━━━━━ Data supplied ━━━━━

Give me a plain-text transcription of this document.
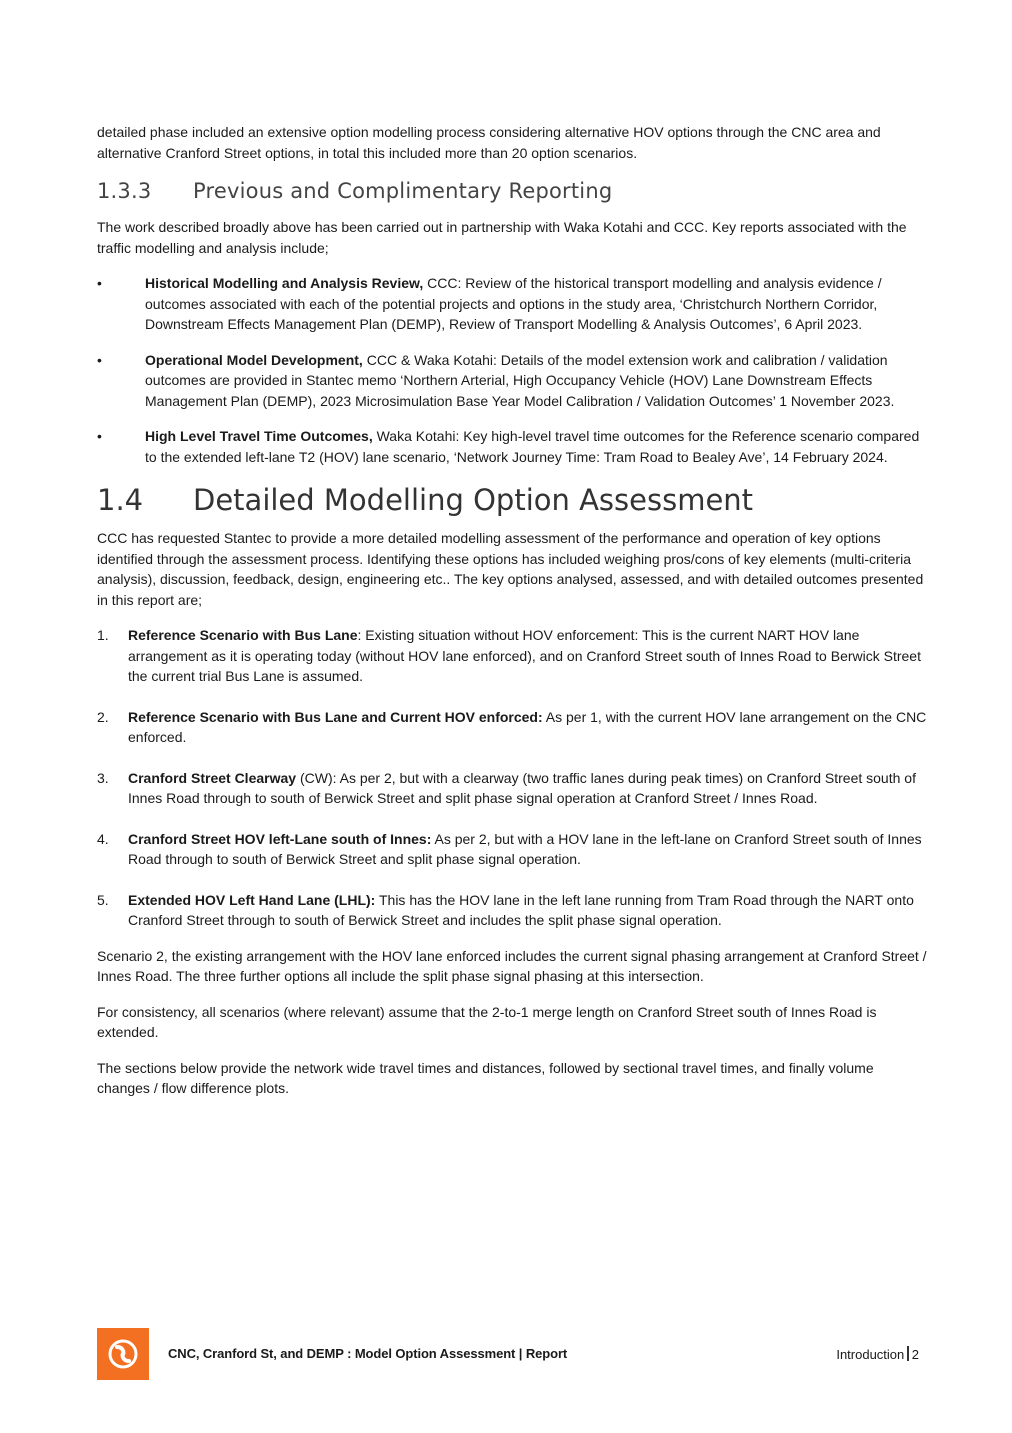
detailed phase included an extensive option modelling process considering alternative HOV options through the CNC area and alternative Cranford Street options, in total this included more than 20 option scenarios.

1.3.3 Previous and Complimentary Reporting

The work described broadly above has been carried out in partnership with Waka Kotahi and CCC. Key reports associated with the traffic modelling and analysis include;

•	Historical Modelling and Analysis Review, CCC: Review of the historical transport modelling and analysis evidence / outcomes associated with each of the potential projects and options in the study area, ‘Christchurch Northern Corridor, Downstream Effects Management Plan (DEMP), Review of Transport Modelling & Analysis Outcomes’, 6 April 2023.
•	Operational Model Development, CCC & Waka Kotahi: Details of the model extension work and calibration / validation outcomes are provided in Stantec memo ‘Northern Arterial, High Occupancy Vehicle (HOV) Lane Downstream Effects Management Plan (DEMP), 2023 Microsimulation Base Year Model Calibration / Validation Outcomes’ 1 November 2023.
•	High Level Travel Time Outcomes, Waka Kotahi: Key high-level travel time outcomes for the Reference scenario compared to the extended left-lane T2 (HOV) lane scenario, ‘Network Journey Time: Tram Road to Bealey Ave’, 14 February 2024.
1.4 Detailed Modelling Option Assessment

CCC has requested Stantec to provide a more detailed modelling assessment of the performance and operation of key options identified through the assessment process. Identifying these options has included weighing pros/cons of key elements (multi-criteria analysis), discussion, feedback, design, engineering etc.. The key options analysed, assessed, and with detailed outcomes presented in this report are;

1. Reference Scenario with Bus Lane: Existing situation without HOV enforcement: This is the current NART HOV lane arrangement as it is operating today (without HOV lane enforced), and on Cranford Street south of Innes Road to Berwick Street the current trial Bus Lane is assumed.
2. Reference Scenario with Bus Lane and Current HOV enforced: As per 1, with the current HOV lane arrangement on the CNC enforced.
3. Cranford Street Clearway (CW): As per 2, but with a clearway (two traffic lanes during peak times) on Cranford Street south of Innes Road through to south of Berwick Street and split phase signal operation at Cranford Street / Innes Road.
4. Cranford Street HOV left-Lane south of Innes: As per 2, but with a HOV lane in the left-lane on Cranford Street south of Innes Road through to south of Berwick Street and split phase signal operation.
5. Extended HOV Left Hand Lane (LHL): This has the HOV lane in the left lane running from Tram Road through the NART onto Cranford Street through to south of Berwick Street and includes the split phase signal operation.

Scenario 2, the existing arrangement with the HOV lane enforced includes the current signal phasing arrangement at Cranford Street / Innes Road. The three further options all include the split phase signal phasing at this intersection.

For consistency, all scenarios (where relevant) assume that the 2-to-1 merge length on Cranford Street south of Innes Road is extended.

The sections below provide the network wide travel times and distances, followed by sectional travel times, and finally volume changes / flow difference plots.

CNC, Cranford St, and DEMP : Model Option Assessment | Report	Introduction 2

━━━━━

[Goal of the exercise] Go through the listing above and write it all out exactly, leaving out any picture.

[Completed task]
Give me a plain-text transcription of this document.
detailed phase included an extensive option modelling process considering alternative HOV options through the CNC area and alternative Cranford Street options, in total this included more than 20 option scenarios.

1.3.3 Previous and Complimentary Reporting

The work described broadly above has been carried out in partnership with Waka Kotahi and CCC. Key reports associated with the traffic modelling and analysis include;

•	Historical Modelling and Analysis Review, CCC: Review of the historical transport modelling and analysis evidence / outcomes associated with each of the potential projects and options in the study area, ‘Christchurch Northern Corridor, Downstream Effects Management Plan (DEMP), Review of Transport Modelling & Analysis Outcomes’, 6 April 2023.
•	Operational Model Development, CCC & Waka Kotahi: Details of the model extension work and calibration / validation outcomes are provided in Stantec memo ‘Northern Arterial, High Occupancy Vehicle (HOV) Lane Downstream Effects Management Plan (DEMP), 2023 Microsimulation Base Year Model Calibration / Validation Outcomes’ 1 November 2023.
•	High Level Travel Time Outcomes, Waka Kotahi: Key high-level travel time outcomes for the Reference scenario compared to the extended left-lane T2 (HOV) lane scenario, ‘Network Journey Time: Tram Road to Bealey Ave’, 14 February 2024.
1.4 Detailed Modelling Option Assessment

CCC has requested Stantec to provide a more detailed modelling assessment of the performance and operation of key options identified through the assessment process. Identifying these options has included weighing pros/cons of key elements (multi-criteria analysis), discussion, feedback, design, engineering etc.. The key options analysed, assessed, and with detailed outcomes presented in this report are;

1. Reference Scenario with Bus Lane: Existing situation without HOV enforcement: This is the current NART HOV lane arrangement as it is operating today (without HOV lane enforced), and on Cranford Street south of Innes Road to Berwick Street the current trial Bus Lane is assumed.
2. Reference Scenario with Bus Lane and Current HOV enforced: As per 1, with the current HOV lane arrangement on the CNC enforced.
3. Cranford Street Clearway (CW): As per 2, but with a clearway (two traffic lanes during peak times) on Cranford Street south of Innes Road through to south of Berwick Street and split phase signal operation at Cranford Street / Innes Road.
4. Cranford Street HOV left-Lane south of Innes: As per 2, but with a HOV lane in the left-lane on Cranford Street south of Innes Road through to south of Berwick Street and split phase signal operation.
5. Extended HOV Left Hand Lane (LHL): This has the HOV lane in the left lane running from Tram Road through the NART onto Cranford Street through to south of Berwick Street and includes the split phase signal operation.

Scenario 2, the existing arrangement with the HOV lane enforced includes the current signal phasing arrangement at Cranford Street / Innes Road. The three further options all include the split phase signal phasing at this intersection.

For consistency, all scenarios (where relevant) assume that the 2-to-1 merge length on Cranford Street south of Innes Road is extended.

The sections below provide the network wide travel times and distances, followed by sectional travel times, and finally volume changes / flow difference plots.

CNC, Cranford St, and DEMP : Model Option Assessment | Report	Introduction 2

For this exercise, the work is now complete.